→ What you should do
Transcribe every line exactly. Leave the pictures behind.

-- Start of Data listing --

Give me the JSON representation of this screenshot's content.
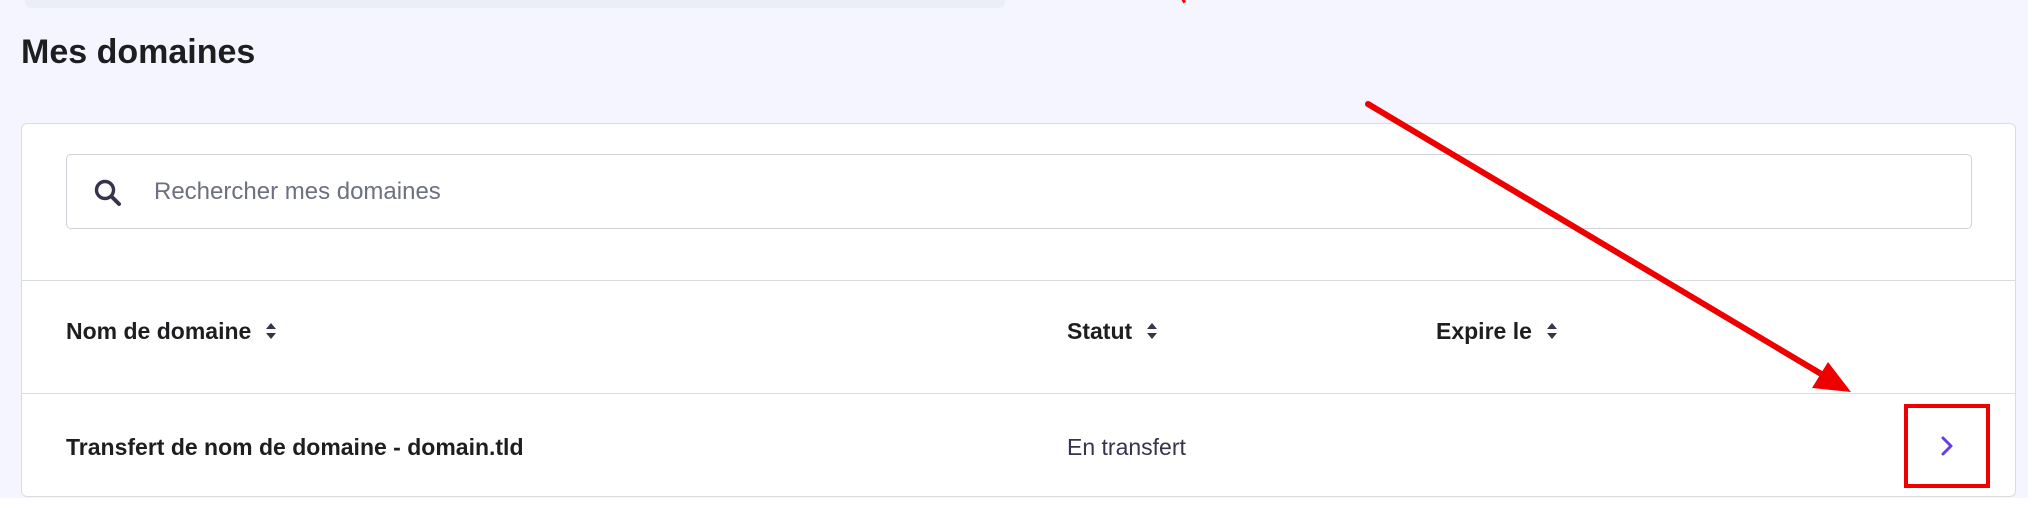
{
  "page": {
    "title": "Mes domaines"
  },
  "search": {
    "placeholder": "Rechercher mes domaines",
    "icon": "search-icon"
  },
  "table": {
    "columns": [
      {
        "label": "Nom de domaine",
        "sortable": true
      },
      {
        "label": "Statut",
        "sortable": true
      },
      {
        "label": "Expire le",
        "sortable": true
      }
    ],
    "rows": [
      {
        "domain": "Transfert de nom de domaine - domain.tld",
        "status": "En transfert",
        "expires": "",
        "action_icon": "chevron-right-icon"
      }
    ]
  },
  "colors": {
    "page_background": "#f4f5ff",
    "card_background": "#ffffff",
    "border": "#dadce0",
    "text_primary": "#1d1e20",
    "text_secondary": "#36344d",
    "accent": "#673de6",
    "annotation": "#ee0000"
  }
}
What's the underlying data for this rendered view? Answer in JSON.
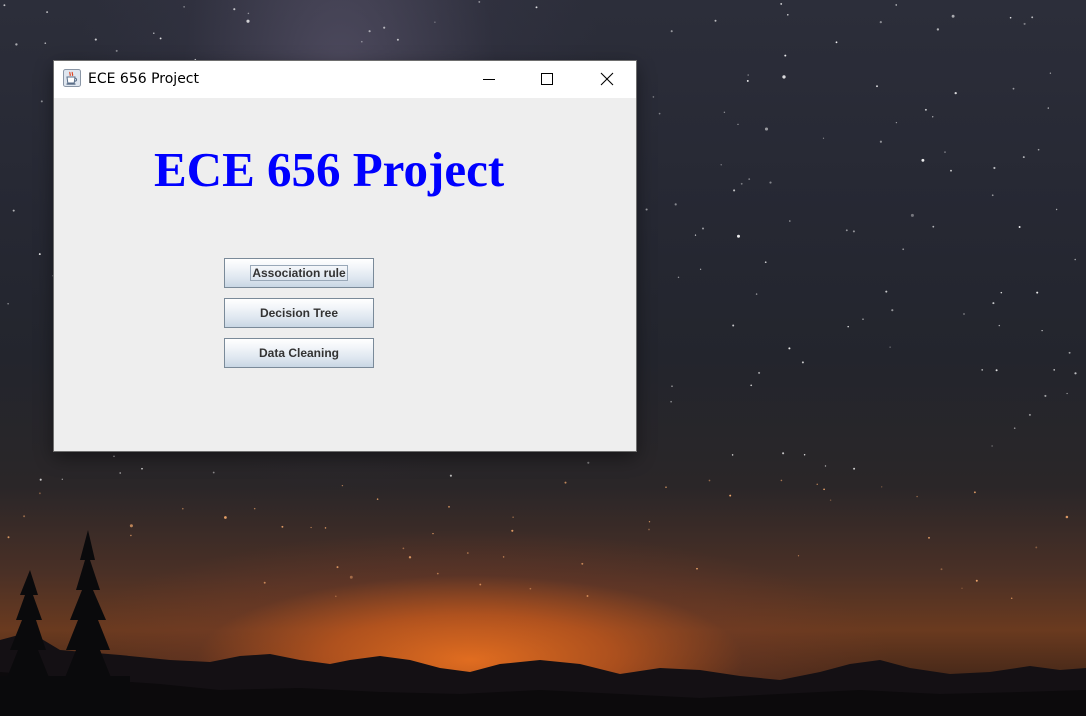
{
  "window": {
    "title": "ECE 656 Project",
    "icon": "java-coffee-cup-icon"
  },
  "title_controls": {
    "minimize_icon": "minimize-icon",
    "maximize_icon": "maximize-icon",
    "close_icon": "close-icon"
  },
  "content": {
    "heading": "ECE 656 Project",
    "heading_color": "#0000ff"
  },
  "buttons": [
    {
      "label": "Association rule",
      "focused": true
    },
    {
      "label": "Decision Tree",
      "focused": false
    },
    {
      "label": "Data Cleaning",
      "focused": false
    }
  ],
  "colors": {
    "window_bg": "#eeeeee",
    "titlebar_bg": "#ffffff",
    "button_text": "#333333"
  }
}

-- End of Data listing --

→ Answer in full
Give me the JSON representation of this screenshot's content.
{
  "page": {
    "title": "Mes domaines"
  },
  "search": {
    "placeholder": "Rechercher mes domaines",
    "icon": "search-icon"
  },
  "table": {
    "columns": [
      {
        "label": "Nom de domaine",
        "sortable": true
      },
      {
        "label": "Statut",
        "sortable": true
      },
      {
        "label": "Expire le",
        "sortable": true
      }
    ],
    "rows": [
      {
        "domain": "Transfert de nom de domaine - domain.tld",
        "status": "En transfert",
        "expires": "",
        "action_icon": "chevron-right-icon"
      }
    ]
  },
  "colors": {
    "page_background": "#f4f5ff",
    "card_background": "#ffffff",
    "border": "#dadce0",
    "text_primary": "#1d1e20",
    "text_secondary": "#36344d",
    "accent": "#673de6",
    "annotation": "#ee0000"
  }
}
What's the underlying data for this rendered view? Answer in JSON.
{
  "window": {
    "title": "ECE 656 Project",
    "icon": "java-coffee-cup-icon"
  },
  "title_controls": {
    "minimize_icon": "minimize-icon",
    "maximize_icon": "maximize-icon",
    "close_icon": "close-icon"
  },
  "content": {
    "heading": "ECE 656 Project",
    "heading_color": "#0000ff"
  },
  "buttons": [
    {
      "label": "Association rule",
      "focused": true
    },
    {
      "label": "Decision Tree",
      "focused": false
    },
    {
      "label": "Data Cleaning",
      "focused": false
    }
  ],
  "colors": {
    "window_bg": "#eeeeee",
    "titlebar_bg": "#ffffff",
    "button_text": "#333333"
  }
}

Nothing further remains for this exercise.